IL PROBLEMA:
Trascrivi il tratto del brano sui dialetti che va da "A lanciare questo" fino a "politiche della scienza.".

BRANO DA LEGGERE:
————————

In Italia si parlano, o meglio si parlavano, tantissimi dialetti: un patrimonio di grande interesse culturale e scientifico, che, però, va scomparendo, a mano a mano che l’italiano viene adottato come lingua principale o unica, e le forme dialettali originarie vengono dimenticate. Quello in cui oggi molti italiani si esprimono credendo di parlare in dialetto è in realtà un italiano regionale, il cui vocabolario e la cui sintassi contengono una pallida imitazione di quella che una volta era una vera e propria lingua.

Chi è interessato a studiare questo patrimonio linguistico in via di sparizione deve rivolgersi agli anziani, ma reperire le persone che ancorano ricordano il dialetto autentico è un compito molto difficile. Ma c’è chi prova a farlo utilizzando le nuove risorse offerte dalla tecnologia. Un progetto attualmente in corso prevede, infatti, la raccolta di dati sul dialetto abruzzese e molisano utilizzando il cosiddetto crowdsourcing, cioè la fornitura spontanea da parte delle persone. È stato allestito a questo scopo un sito web, che consente alle persone di inviare ai ricercatori registrazioni della parlata dialettale, realizzate in proprio usando un qualsiasi smartphone, specificando la collocazione geografica dei parlanti. Questo consentirà ai ricercatori di creare una vera e propria mappa del dialetto abruzzese e molisano, da utilizzare come base per compiere ricerche più approfondite.

A lanciare questo progetto è stata l’Università olandese di Leida, sotto la guida di Roberta D’Alessandro. Nata in Abruzzo, ad Arielli, dopo essersi laureata a L’Aquila in lingue e letterature straniere la professoressa d’Alessandro ha proseguito i suoi studi in varie università estere, diventando, nel 2007, ordinario di linguistica a Leida, dove dirige il dipartimento di italianistica. Nel 2011 è stata ammessa all’Accademia delle Scienze olandese, e dal 2014 è anche membro della Global Young Academy, che raccoglie 200 ricercatori da tutto il mondo, partner del World Economic Forum, nella discussione di politiche della scienza.

————————

RECORD ESTRATTI:

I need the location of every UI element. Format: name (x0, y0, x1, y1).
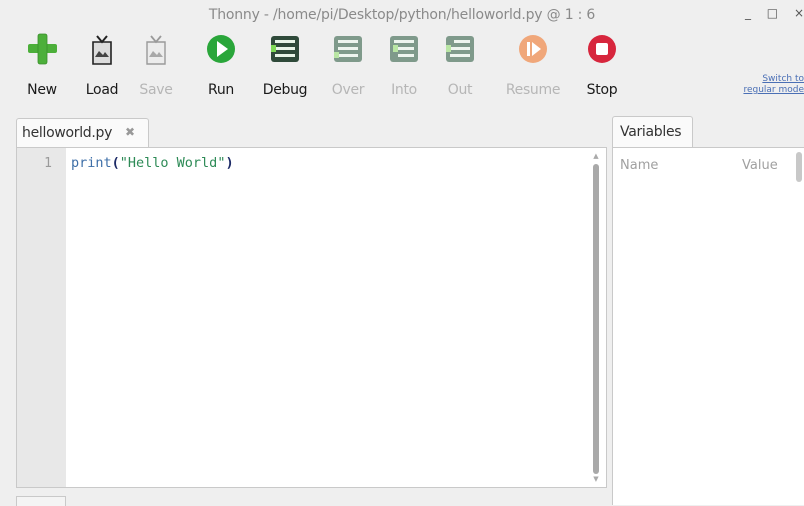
close-button[interactable]: × (794, 6, 804, 20)
step-out-icon (446, 36, 474, 62)
tab-label: helloworld.py (22, 125, 113, 141)
new-label: New (27, 82, 57, 98)
line-number: 1 (44, 156, 52, 171)
tab-variables[interactable]: Variables (612, 116, 693, 148)
code-open-paren: ( (111, 155, 120, 171)
line-number-gutter: 1 (17, 148, 66, 487)
save-file-icon (146, 35, 166, 65)
run-label: Run (208, 82, 234, 98)
window-title: Thonny - /home/pi/Desktop/python/hellowo… (208, 7, 596, 23)
load-label: Load (85, 82, 119, 98)
switch-mode-link[interactable]: Switch to regular mode (734, 74, 804, 96)
variables-table[interactable]: Name Value (612, 147, 804, 505)
tab-helloworld[interactable]: helloworld.py ✖ (16, 118, 149, 148)
variables-header: Name Value (613, 148, 804, 178)
column-header-value[interactable]: Value (742, 158, 778, 173)
stop-label: Stop (586, 82, 618, 98)
toolbar: New Load Save Run Debug Over Into Out Re… (0, 30, 804, 110)
debug-label: Debug (262, 82, 308, 98)
column-header-name[interactable]: Name (620, 158, 658, 173)
maximize-button[interactable]: □ (767, 6, 778, 20)
variables-scrollbar-thumb[interactable] (796, 152, 802, 182)
variables-scrollbar[interactable] (796, 152, 802, 182)
debug-icon (271, 36, 299, 62)
step-into-label: Into (391, 82, 417, 98)
code-string: "Hello World" (119, 155, 226, 171)
stop-icon (588, 35, 616, 63)
variables-panel: Variables Name Value (612, 114, 804, 505)
title-bar: Thonny - /home/pi/Desktop/python/hellowo… (0, 0, 804, 30)
scroll-down-arrow-icon[interactable]: ▼ (592, 475, 600, 483)
code-close-paren: ) (225, 155, 234, 171)
editor-notebook: helloworld.py ✖ 1 print("Hello World") ▲… (16, 114, 607, 506)
resume-label: Resume (505, 82, 561, 98)
load-file-icon (92, 35, 112, 65)
new-file-icon (28, 33, 57, 65)
code-function: print (71, 155, 112, 171)
run-icon (207, 35, 235, 63)
code-editor[interactable]: 1 print("Hello World") ▲ ▼ (16, 147, 607, 488)
scroll-up-arrow-icon[interactable]: ▲ (592, 152, 600, 160)
save-label: Save (139, 82, 173, 98)
variables-tab-label: Variables (620, 124, 682, 140)
editor-scrollbar[interactable]: ▲ ▼ (592, 152, 600, 483)
scrollbar-thumb[interactable] (593, 164, 599, 474)
step-into-icon (390, 36, 418, 62)
resume-icon (519, 35, 547, 63)
close-tab-icon[interactable]: ✖ (125, 125, 135, 139)
window-controls: _ □ × (733, 6, 804, 20)
minimize-button[interactable]: _ (745, 6, 751, 20)
step-over-icon (334, 36, 362, 62)
switch-mode-line2: regular mode (743, 85, 804, 95)
step-over-label: Over (331, 82, 365, 98)
step-out-label: Out (447, 82, 473, 98)
code-line[interactable]: print("Hello World") (71, 155, 234, 171)
switch-mode-line1: Switch to (762, 74, 804, 84)
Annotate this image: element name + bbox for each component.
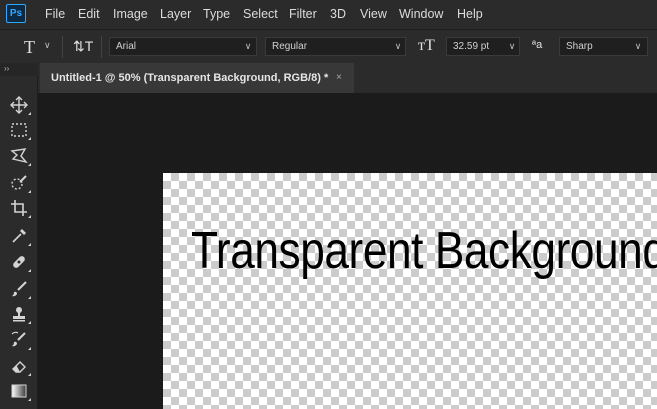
document-canvas[interactable]: [163, 173, 657, 409]
chevron-down-icon[interactable]: ∨: [630, 38, 646, 55]
font-style-field[interactable]: Regular: [265, 37, 406, 56]
chevron-down-icon[interactable]: ∨: [390, 38, 406, 55]
close-icon[interactable]: ×: [336, 63, 342, 93]
history-brush-tool-icon[interactable]: [6, 329, 32, 351]
type-tool-preset-icon[interactable]: T: [24, 37, 35, 58]
menu-help[interactable]: Help: [457, 0, 483, 29]
crop-tool-icon[interactable]: [6, 197, 32, 219]
menu-3d[interactable]: 3D: [330, 0, 346, 29]
eraser-tool-icon[interactable]: [6, 355, 32, 377]
menu-image[interactable]: Image: [113, 0, 148, 29]
chevron-down-icon[interactable]: ∨: [504, 38, 520, 55]
menu-filter[interactable]: Filter: [289, 0, 317, 29]
eyedropper-tool-icon[interactable]: [6, 225, 32, 247]
clone-stamp-tool-icon[interactable]: [6, 303, 32, 325]
menu-type[interactable]: Type: [203, 0, 230, 29]
menu-edit[interactable]: Edit: [78, 0, 100, 29]
move-tool-icon[interactable]: [6, 94, 32, 116]
document-tab-title[interactable]: Untitled-1 @ 50% (Transparent Background…: [51, 63, 328, 93]
menu-select[interactable]: Select: [243, 0, 278, 29]
gradient-tool-icon[interactable]: [6, 380, 32, 402]
healing-brush-tool-icon[interactable]: [6, 251, 32, 273]
collapse-panels-icon[interactable]: ››: [0, 63, 38, 76]
lasso-tool-icon[interactable]: [6, 145, 32, 167]
font-size-icon: тT: [418, 37, 435, 54]
menu-view[interactable]: View: [360, 0, 387, 29]
brush-tool-icon[interactable]: [6, 278, 32, 300]
quick-selection-tool-icon[interactable]: [6, 172, 32, 194]
separator: [101, 36, 102, 58]
chevron-down-icon[interactable]: ∨: [240, 38, 256, 55]
separator: [62, 36, 63, 58]
toggle-orientation-icon[interactable]: ⇅T: [73, 38, 93, 55]
menu-layer[interactable]: Layer: [160, 0, 191, 29]
canvas-text-layer[interactable]: Transparent Background: [191, 216, 657, 286]
photoshop-logo-icon[interactable]: Ps: [6, 4, 26, 23]
font-family-field[interactable]: Arial: [109, 37, 257, 56]
chevron-down-icon[interactable]: ∨: [44, 40, 51, 51]
menu-file[interactable]: File: [45, 0, 65, 29]
marquee-tool-icon[interactable]: [6, 119, 32, 141]
menu-window[interactable]: Window: [399, 0, 443, 29]
antialias-icon: ªa: [532, 39, 543, 51]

————————

RISPOSTA AL COMPITO:
A lanciare questo progetto è stata l’Università olandese di Leida, sotto la guida di Roberta D’Alessandro. Nata in Abruzzo, ad Arielli, dopo essersi laureata a L’Aquila in lingue e letterature straniere la professoressa d’Alessandro ha proseguito i suoi studi in varie università estere, diventando, nel 2007, ordinario di linguistica a Leida, dove dirige il dipartimento di italianistica. Nel 2011 è stata ammessa all’Accademia delle Scienze olandese, e dal 2014 è anche membro della Global Young Academy, che raccoglie 200 ricercatori da tutto il mondo, partner del World Economic Forum, nella discussione di politiche della scienza.